» Directions for this task
Return the listing below exactly, with the pictures dropped.

» Source material
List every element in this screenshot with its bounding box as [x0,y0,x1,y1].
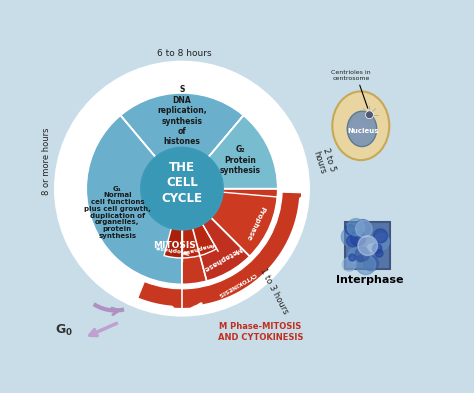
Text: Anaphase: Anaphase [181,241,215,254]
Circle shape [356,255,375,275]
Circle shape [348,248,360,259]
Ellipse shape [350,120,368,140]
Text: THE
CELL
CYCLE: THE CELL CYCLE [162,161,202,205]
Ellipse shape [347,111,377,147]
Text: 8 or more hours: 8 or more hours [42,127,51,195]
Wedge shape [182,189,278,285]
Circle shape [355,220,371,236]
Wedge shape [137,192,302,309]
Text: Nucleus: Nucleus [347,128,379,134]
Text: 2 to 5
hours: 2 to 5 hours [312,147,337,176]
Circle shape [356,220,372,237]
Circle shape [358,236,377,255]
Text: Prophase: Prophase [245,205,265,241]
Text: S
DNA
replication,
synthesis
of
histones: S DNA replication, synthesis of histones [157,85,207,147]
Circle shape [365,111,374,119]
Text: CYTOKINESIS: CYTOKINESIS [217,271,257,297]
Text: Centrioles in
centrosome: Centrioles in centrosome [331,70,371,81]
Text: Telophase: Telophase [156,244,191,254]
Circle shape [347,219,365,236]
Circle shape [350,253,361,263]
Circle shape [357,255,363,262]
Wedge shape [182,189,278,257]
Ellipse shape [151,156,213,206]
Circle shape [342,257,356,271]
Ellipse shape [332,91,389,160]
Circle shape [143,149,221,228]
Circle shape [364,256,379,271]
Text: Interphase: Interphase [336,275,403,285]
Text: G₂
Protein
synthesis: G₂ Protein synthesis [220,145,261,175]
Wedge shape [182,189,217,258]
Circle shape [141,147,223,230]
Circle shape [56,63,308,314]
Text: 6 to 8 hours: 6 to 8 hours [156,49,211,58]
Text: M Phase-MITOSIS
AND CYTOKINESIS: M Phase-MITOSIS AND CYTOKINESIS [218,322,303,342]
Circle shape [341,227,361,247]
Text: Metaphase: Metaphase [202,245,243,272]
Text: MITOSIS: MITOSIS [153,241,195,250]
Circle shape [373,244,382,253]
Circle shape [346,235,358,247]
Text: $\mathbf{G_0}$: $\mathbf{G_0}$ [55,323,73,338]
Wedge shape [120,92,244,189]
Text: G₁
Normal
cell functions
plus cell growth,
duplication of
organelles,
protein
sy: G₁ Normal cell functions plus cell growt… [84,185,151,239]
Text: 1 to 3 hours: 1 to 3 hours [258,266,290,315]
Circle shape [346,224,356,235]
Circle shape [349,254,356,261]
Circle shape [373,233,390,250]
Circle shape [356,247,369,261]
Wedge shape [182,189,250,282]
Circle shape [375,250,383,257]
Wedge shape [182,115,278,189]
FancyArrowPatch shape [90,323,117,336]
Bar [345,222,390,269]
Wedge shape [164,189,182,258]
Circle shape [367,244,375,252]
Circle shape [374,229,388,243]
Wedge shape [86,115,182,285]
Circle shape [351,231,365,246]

» The completed task
List every element in this screenshot with its bounding box as [x0,y0,x1,y1].
Text: Anaphase: Anaphase [181,241,215,254]
Circle shape [356,255,375,275]
Circle shape [348,248,360,259]
Ellipse shape [350,120,368,140]
Text: THE
CELL
CYCLE: THE CELL CYCLE [162,161,202,205]
Ellipse shape [347,111,377,147]
Text: 8 or more hours: 8 or more hours [42,127,51,195]
Wedge shape [182,189,278,285]
Circle shape [355,220,371,236]
Wedge shape [137,192,302,309]
Text: Nucleus: Nucleus [347,128,379,134]
Text: 2 to 5
hours: 2 to 5 hours [312,147,337,176]
Circle shape [356,220,372,237]
Circle shape [358,236,377,255]
Text: Prophase: Prophase [245,205,265,241]
Text: S
DNA
replication,
synthesis
of
histones: S DNA replication, synthesis of histones [157,85,207,147]
Circle shape [365,111,374,119]
Text: CYTOKINESIS: CYTOKINESIS [217,271,257,297]
Text: Centrioles in
centrosome: Centrioles in centrosome [331,70,371,81]
Text: Telophase: Telophase [156,244,191,254]
Circle shape [347,219,365,236]
Circle shape [350,253,361,263]
Circle shape [357,255,363,262]
Wedge shape [182,189,278,257]
Ellipse shape [151,156,213,206]
Circle shape [342,257,356,271]
Ellipse shape [332,91,389,160]
Circle shape [143,149,221,228]
Circle shape [364,256,379,271]
Text: Interphase: Interphase [336,275,403,285]
Text: G₂
Protein
synthesis: G₂ Protein synthesis [220,145,261,175]
Wedge shape [182,189,217,258]
Circle shape [141,147,223,230]
Circle shape [56,63,308,314]
Text: 6 to 8 hours: 6 to 8 hours [156,49,211,58]
Text: M Phase-MITOSIS
AND CYTOKINESIS: M Phase-MITOSIS AND CYTOKINESIS [218,322,303,342]
Circle shape [341,227,361,247]
Text: Metaphase: Metaphase [202,245,243,272]
Text: MITOSIS: MITOSIS [153,241,195,250]
Circle shape [373,244,382,253]
Circle shape [346,235,358,247]
Text: $\mathbf{G_0}$: $\mathbf{G_0}$ [55,323,73,338]
Wedge shape [120,92,244,189]
Text: G₁
Normal
cell functions
plus cell growth,
duplication of
organelles,
protein
sy: G₁ Normal cell functions plus cell growt… [84,185,151,239]
Text: 1 to 3 hours: 1 to 3 hours [258,266,290,315]
Circle shape [346,224,356,235]
Circle shape [349,254,356,261]
Circle shape [373,233,390,250]
Circle shape [356,247,369,261]
Wedge shape [182,189,250,282]
Circle shape [375,250,383,257]
Wedge shape [182,115,278,189]
FancyArrowPatch shape [90,323,117,336]
Bar [345,222,390,269]
Wedge shape [164,189,182,258]
Circle shape [367,244,375,252]
Circle shape [374,229,388,243]
Wedge shape [86,115,182,285]
Circle shape [351,231,365,246]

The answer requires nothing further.